*Task details*
Extract the complete listing and output it unchanged.

═══

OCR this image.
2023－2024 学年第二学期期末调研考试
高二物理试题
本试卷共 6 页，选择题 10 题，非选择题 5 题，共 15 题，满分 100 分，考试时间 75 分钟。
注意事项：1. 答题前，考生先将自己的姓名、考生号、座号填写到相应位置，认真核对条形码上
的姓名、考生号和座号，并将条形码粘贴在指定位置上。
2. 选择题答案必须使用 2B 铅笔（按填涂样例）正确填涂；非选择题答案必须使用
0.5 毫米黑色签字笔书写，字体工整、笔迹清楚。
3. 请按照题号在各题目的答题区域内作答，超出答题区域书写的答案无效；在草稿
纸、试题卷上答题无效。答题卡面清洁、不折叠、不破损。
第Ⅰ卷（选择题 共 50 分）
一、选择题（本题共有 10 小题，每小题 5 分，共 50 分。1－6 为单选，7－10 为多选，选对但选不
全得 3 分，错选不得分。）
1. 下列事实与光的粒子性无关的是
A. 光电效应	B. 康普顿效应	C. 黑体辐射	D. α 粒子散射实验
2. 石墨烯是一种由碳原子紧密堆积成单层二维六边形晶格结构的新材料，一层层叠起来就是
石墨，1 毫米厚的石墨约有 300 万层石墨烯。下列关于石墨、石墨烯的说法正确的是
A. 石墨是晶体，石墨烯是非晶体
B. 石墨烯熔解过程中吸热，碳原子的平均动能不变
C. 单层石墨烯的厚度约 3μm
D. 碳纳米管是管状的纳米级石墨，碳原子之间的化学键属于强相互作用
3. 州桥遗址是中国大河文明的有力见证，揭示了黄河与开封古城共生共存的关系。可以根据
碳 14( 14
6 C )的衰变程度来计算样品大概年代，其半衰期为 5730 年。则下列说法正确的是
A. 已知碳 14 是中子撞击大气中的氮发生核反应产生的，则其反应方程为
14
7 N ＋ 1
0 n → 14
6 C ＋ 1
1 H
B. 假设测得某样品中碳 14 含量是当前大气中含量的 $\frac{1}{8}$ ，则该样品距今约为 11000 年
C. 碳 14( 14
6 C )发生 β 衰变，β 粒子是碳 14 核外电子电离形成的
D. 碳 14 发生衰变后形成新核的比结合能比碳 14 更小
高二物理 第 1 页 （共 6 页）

═══

*Task result*
OCR this image.
2023－2024 学年第二学期期末调研考试
高二物理试题
本试卷共 6 页，选择题 10 题，非选择题 5 题，共 15 题，满分 100 分，考试时间 75 分钟。
注意事项：1. 答题前，考生先将自己的姓名、考生号、座号填写到相应位置，认真核对条形码上
的姓名、考生号和座号，并将条形码粘贴在指定位置上。
2. 选择题答案必须使用 2B 铅笔（按填涂样例）正确填涂；非选择题答案必须使用
0.5 毫米黑色签字笔书写，字体工整、笔迹清楚。
3. 请按照题号在各题目的答题区域内作答，超出答题区域书写的答案无效；在草稿
纸、试题卷上答题无效。答题卡面清洁、不折叠、不破损。
第Ⅰ卷（选择题 共 50 分）
一、选择题（本题共有 10 小题，每小题 5 分，共 50 分。1－6 为单选，7－10 为多选，选对但选不
全得 3 分，错选不得分。）
1. 下列事实与光的粒子性无关的是
A. 光电效应	B. 康普顿效应	C. 黑体辐射	D. α 粒子散射实验
2. 石墨烯是一种由碳原子紧密堆积成单层二维六边形晶格结构的新材料，一层层叠起来就是
石墨，1 毫米厚的石墨约有 300 万层石墨烯。下列关于石墨、石墨烯的说法正确的是
A. 石墨是晶体，石墨烯是非晶体
B. 石墨烯熔解过程中吸热，碳原子的平均动能不变
C. 单层石墨烯的厚度约 3μm
D. 碳纳米管是管状的纳米级石墨，碳原子之间的化学键属于强相互作用
3. 州桥遗址是中国大河文明的有力见证，揭示了黄河与开封古城共生共存的关系。可以根据
碳 14( 14
6 C )的衰变程度来计算样品大概年代，其半衰期为 5730 年。则下列说法正确的是
A. 已知碳 14 是中子撞击大气中的氮发生核反应产生的，则其反应方程为
14
7 N ＋ 1
0 n → 14
6 C ＋ 1
1 H
B. 假设测得某样品中碳 14 含量是当前大气中含量的 $\frac{1}{8}$ ，则该样品距今约为 11000 年
C. 碳 14( 14
6 C )发生 β 衰变，β 粒子是碳 14 核外电子电离形成的
D. 碳 14 发生衰变后形成新核的比结合能比碳 14 更小
高二物理 第 1 页 （共 6 页）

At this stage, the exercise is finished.